• [EXERCISE DIRECTIONS]: Turn the rows into a Markdown table with the columns Number and Row line, omitting blank lines. Begin at the line containing "- item1-end: ；: [706, 193, 720, 209]" and stop after the line containing "- q1-num2: 2π: [358, 497, 374, 510]".

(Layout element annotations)
---------------
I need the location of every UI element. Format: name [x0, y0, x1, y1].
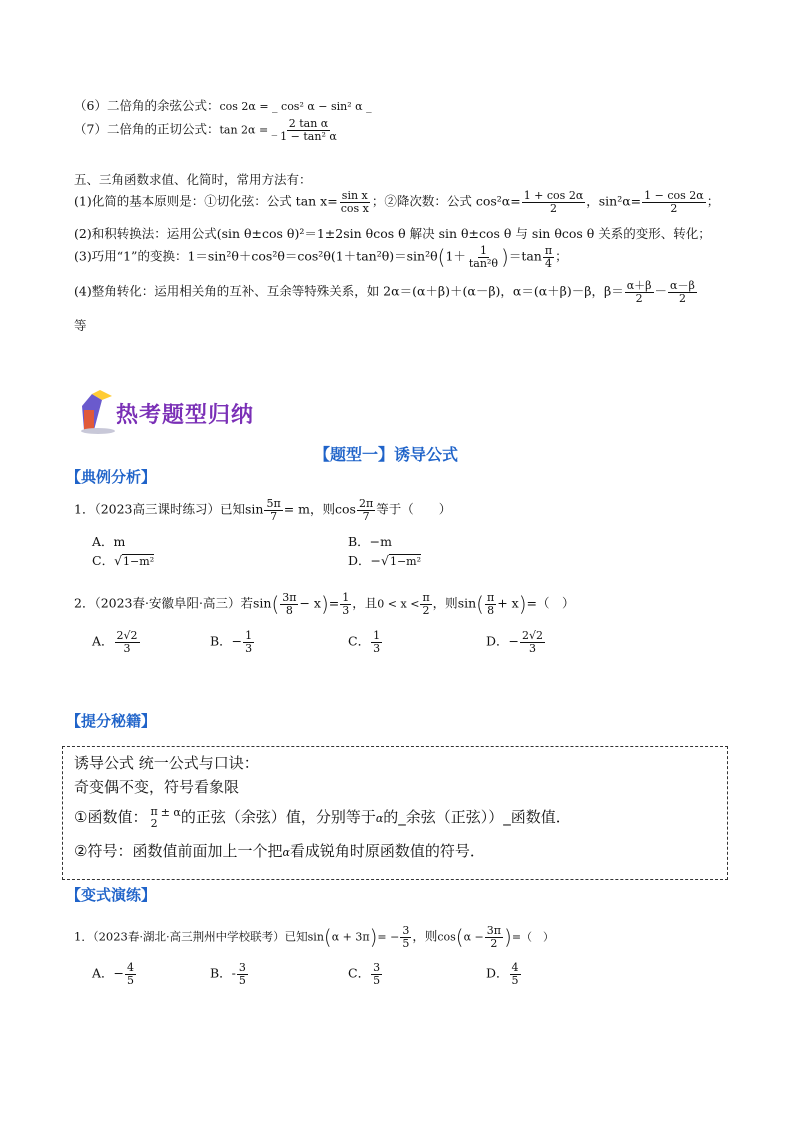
- item1-end: ；: [706, 193, 720, 209]
- q2-cond-den: 2: [422, 603, 430, 617]
- q1-c-label: C．: [92, 553, 115, 568]
- q1-option-b[interactable]: B．−m: [348, 534, 393, 549]
- pq1-c-num: 3: [373, 961, 381, 974]
- q1-suffix: 等于（ ）: [376, 501, 452, 517]
- q2-cond-a: ，且: [352, 595, 378, 611]
- formula-7: [74, 118, 340, 142]
- pq1-b-num: 3: [238, 961, 246, 974]
- q2-prefix: 2．（2023春·安徽阜阳·高三）若: [74, 595, 253, 611]
- q1-num2: 2π: [358, 497, 374, 510]
- q2-b-frac: [243, 630, 254, 654]
- q2-option-c[interactable]: [348, 630, 383, 654]
- q2-d-den: 3: [529, 641, 536, 655]
- pq1-d-label: D．: [486, 965, 509, 981]
- item3-pi-den: 4: [544, 256, 552, 270]
- q1-d-value: 1−m²: [389, 555, 422, 568]
- item1-frac-cos: [522, 190, 586, 214]
- q1-option-d[interactable]: D．−√1−m²: [348, 553, 422, 568]
- q1-sin: sin: [245, 501, 264, 517]
- item3-frac-num: 1: [479, 244, 487, 257]
- pq1-cos: cos: [437, 930, 456, 944]
- q1-d-label: D．−: [348, 553, 381, 568]
- q2-c-den: 3: [373, 641, 381, 655]
- item4-frac2: [668, 280, 697, 304]
- item1-frac-num: sin x: [341, 189, 368, 202]
- item4-n2: α－β: [670, 279, 695, 292]
- section5-item2: (2)和积转换法：运用公式(sin θ±cos θ)²＝1±2sin θcos θ 解决 sin θ±cos θ 与 sin θcos θ 关系的变形、转化；: [74, 226, 711, 241]
- section5-item4: [74, 280, 698, 304]
- q2-c-label: C．: [348, 633, 371, 649]
- pq1-a-num: 4: [127, 961, 135, 974]
- pq1-rhs: [400, 925, 411, 949]
- item4-n1: α＋β: [626, 279, 652, 292]
- pq1-a-den: 5: [127, 973, 135, 987]
- item1-frac-den: cos x: [340, 201, 369, 215]
- pq1-option-b[interactable]: [210, 962, 249, 986]
- q2-minus-x: − x: [299, 595, 321, 611]
- pq1-d-frac: [510, 962, 521, 986]
- tips-line3: [74, 806, 571, 829]
- pq1-sin: sin: [307, 930, 324, 944]
- q2-cond-frac: [420, 592, 431, 616]
- tips-line3-b: 的正弦（余弦）值，分别等于: [180, 808, 376, 827]
- tips-line3-frac: [148, 806, 159, 829]
- formula-6: [74, 96, 372, 114]
- item4-d1: 2: [635, 291, 643, 305]
- pq1-arg2d: 2: [490, 936, 498, 950]
- q2-d2: 8: [487, 603, 495, 617]
- tips-line4-b: 看成锐角时原函数值的符号．: [289, 842, 485, 860]
- pq1-paren1-close: ): [369, 925, 378, 950]
- item3-pi-num: π: [544, 244, 553, 257]
- pq1-prefix: 1．（2023春·湖北·高三荆州中学校联考）已知: [74, 929, 308, 944]
- pq1-b-den: 5: [238, 973, 246, 987]
- item3-paren-open: (: [437, 245, 446, 270]
- type1-title: 【题型一】诱导公式: [314, 445, 459, 464]
- q2-paren2-close: ): [518, 592, 527, 617]
- item3-paren-close: ): [501, 245, 509, 270]
- q2-a-num: 2√2: [116, 629, 138, 642]
- q2-frac1: [280, 592, 298, 616]
- item3-frac-den: tan²θ: [468, 256, 498, 270]
- pq1-paren2-open: (: [455, 925, 464, 950]
- q2-suffix: =（ ）: [526, 595, 575, 611]
- pq1-d-den: 5: [511, 973, 519, 987]
- section5-item3: [74, 245, 568, 269]
- q2-c-frac: [371, 630, 382, 654]
- item3-text-b: ＝tan: [508, 248, 542, 264]
- pq1-option-d[interactable]: [486, 962, 522, 986]
- q1-den1: 7: [270, 509, 278, 523]
- pq1-arg: α + 3π: [331, 930, 370, 944]
- q2-d-num: 2√2: [522, 629, 544, 642]
- q2-b-num: 1: [245, 629, 253, 642]
- practice-q1: [74, 925, 554, 949]
- item3-pi-frac: [543, 245, 554, 269]
- q2-cond-b: 0 < x <: [377, 597, 420, 611]
- tips-line3-a: ①函数值：: [74, 808, 148, 827]
- item3-text-a: (3)巧用“1”的变换：1＝sin²θ＋cos²θ＝cos²θ(1＋tan²θ)＝sin²θ: [74, 248, 438, 264]
- q2-a-frac: [115, 630, 140, 654]
- pq1-arg2-frac: [485, 925, 503, 949]
- item4-d2: 2: [678, 291, 686, 305]
- item3-end: ；: [555, 248, 568, 264]
- tips-line3-num: π: [150, 805, 158, 818]
- q2-eq: =: [328, 595, 340, 611]
- pencil-icon: [78, 390, 118, 434]
- item1-sin-den: 2: [670, 201, 678, 215]
- q1-num1: 5π: [266, 497, 281, 510]
- q2-n2: π: [486, 591, 495, 604]
- q2-d-label: D．−: [486, 633, 519, 649]
- q2-frac2: [485, 592, 496, 616]
- q2-a-label: A．: [92, 633, 114, 649]
- item4-text-a: (4)整角转化：运用相关角的互补、互余等特殊关系，如 2α＝(α＋β)＋(α－β)，α＝(α＋β)－β，β＝: [74, 283, 624, 299]
- item4-frac1: [625, 280, 654, 304]
- pq1-c-label: C．: [348, 965, 371, 981]
- pq1-suffix: =（ ）: [511, 930, 555, 944]
- pq1-c-frac: [371, 962, 382, 986]
- tips-line4: [74, 840, 485, 861]
- item4-minus: －: [654, 283, 668, 299]
- q2-n1: 3π: [282, 591, 297, 604]
- tips-line4-alpha: α: [282, 846, 290, 859]
- section5-item4-end: 等: [74, 318, 87, 333]
- q1-option-a[interactable]: A．m: [92, 534, 126, 549]
- tips-line2: 奇变偶不变，符号看象限: [74, 778, 240, 796]
- pq1-option-c[interactable]: [348, 962, 383, 986]
- pq1-paren2-close: ): [504, 925, 512, 950]
- item1-text-a: (1)化简的基本原则是：①切化弦：公式 tan x=: [74, 193, 338, 209]
- formula-7-fraction: [278, 118, 339, 142]
- q2-c-num: 1: [373, 629, 381, 642]
- q2-paren2-open: (: [476, 592, 484, 617]
- section5-item1: [74, 190, 719, 214]
- q1-frac1: [264, 498, 282, 522]
- example-q2: [74, 592, 575, 616]
- q2-option-a[interactable]: [92, 630, 141, 654]
- item1-cos-den: 2: [549, 201, 557, 215]
- q1-option-c[interactable]: C．√1−m²: [92, 553, 155, 568]
- q1-cos: cos: [335, 501, 356, 517]
- pq1-paren1-open: (: [323, 925, 332, 950]
- tips-line3-den: 2: [150, 816, 158, 830]
- tips-heading: 【提分秘籍】: [66, 712, 157, 730]
- pq1-d-num: 4: [511, 961, 519, 974]
- section5-heading: 五、三角函数求值、化简时，常用方法有：: [74, 172, 312, 187]
- pq1-b-frac: [237, 962, 248, 986]
- pq1-eq: = −: [377, 930, 400, 944]
- tips-line4-a: ②符号：函数值前面加上一个把: [74, 842, 283, 860]
- example-heading: 【典例分析】: [66, 468, 157, 486]
- q2-d1: 8: [285, 603, 293, 617]
- pq1-arg2a: α −: [463, 930, 484, 944]
- q1-prefix: 1．（2023高三课时练习）已知: [74, 501, 246, 517]
- tips-line1: 诱导公式 统一公式与口诀：: [74, 754, 259, 772]
- item1-cos-num: 1 + cos 2α: [523, 189, 584, 202]
- tips-line3-alpha: α: [375, 812, 384, 826]
- item1-text-d: ，sin²α=: [586, 193, 642, 209]
- q2-a-den: 3: [123, 641, 131, 655]
- formula-7-den: 1 − tan² α: [280, 129, 337, 143]
- q2-sin2: sin: [457, 595, 477, 611]
- q2-plus-x: + x: [497, 595, 519, 611]
- tips-line3-c: 的_余弦（正弦））_函数值．: [383, 808, 571, 827]
- q2-b-label: B．−: [210, 633, 243, 649]
- example-q1: [74, 498, 451, 522]
- formula-7-num: 2 tan α: [288, 117, 329, 130]
- item3-frac: [467, 245, 500, 269]
- item1-sin-num: 1 − cos 2α: [644, 189, 704, 202]
- item1-frac-tan: [339, 190, 371, 214]
- hot-banner: [78, 390, 338, 436]
- formula-6-label: （6）二倍角的余弦公式：: [74, 98, 220, 113]
- q2-b-den: 3: [245, 641, 253, 655]
- formula-7-lhs: tan 2α = _: [219, 123, 278, 137]
- q2-cond-c: ，则: [432, 595, 458, 611]
- pq1-option-a[interactable]: [92, 962, 137, 986]
- item1-frac-sin: [642, 190, 706, 214]
- q1-eq: = m，则: [283, 501, 336, 517]
- pq1-rd: 5: [402, 936, 410, 950]
- q2-paren1-open: (: [271, 592, 280, 617]
- pq1-b-label: B．-: [210, 965, 236, 981]
- q2-option-b[interactable]: [210, 630, 255, 654]
- q1-c-value: 1−m²: [123, 555, 155, 568]
- item1-text-b: ；②降次数：公式 cos²α=: [371, 193, 521, 209]
- q2-option-d[interactable]: [486, 630, 546, 654]
- q2-rhs: [340, 592, 351, 616]
- pq1-a-frac: [125, 962, 136, 986]
- pq1-a-label: A．−: [92, 965, 125, 981]
- tips-line3-pm: ± α: [160, 806, 181, 820]
- pq1-rn: 3: [402, 924, 410, 937]
- q1-den2: 7: [362, 509, 370, 523]
- pq1-arg2n: 3π: [486, 924, 501, 937]
- q2-cond-num: π: [422, 591, 430, 604]
- hot-title: 热考题型归纳: [116, 403, 255, 428]
- formula-6-expr: cos 2α = _ cos² α − sin² α _: [219, 100, 372, 113]
- practice-heading: 【变式演练】: [66, 886, 157, 904]
- pq1-mid: ，则: [412, 928, 438, 944]
- q2-paren1-close: ): [320, 592, 329, 617]
- q2-rd: 3: [342, 603, 350, 617]
- q2-d-frac: [520, 630, 545, 654]
- pq1-c-den: 5: [373, 973, 381, 987]
- q2-sin1: sin: [252, 595, 272, 611]
- q2-rn: 1: [342, 591, 350, 604]
- formula-7-label: （7）二倍角的正切公式：: [74, 121, 220, 137]
- item3-one: 1＋: [445, 248, 466, 264]
- q1-frac2: [357, 498, 375, 522]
---------------
• [EXPECTED ANSWER]:
| Number | Row line |
|---|---|
| 1 | - item1-end: ；: [706, 193, 720, 209] |
| 2 | - q2-cond-den: 2: [422, 603, 430, 617] |
| 3 | - q1-c-label: C．: [92, 553, 115, 568] |
| 4 | - q1-option-b[interactable]: B．−m: [348, 534, 393, 549] |
| 5 | - pq1-c-num: 3: [373, 961, 381, 974] |
| 6 | - q1-suffix: 等于（ ）: [376, 501, 452, 517] |
| 7 | - q2-cond-a: ，且: [352, 595, 378, 611] |
| 8 | - formula-7: [74, 118, 340, 142] |
| 9 | - pq1-b-num: 3: [238, 961, 246, 974] |
| 10 | - q2-prefix: 2．（2023春·安徽阜阳·高三）若: [74, 595, 253, 611] |
| 11 | - q1-num2: 2π: [358, 497, 374, 510] |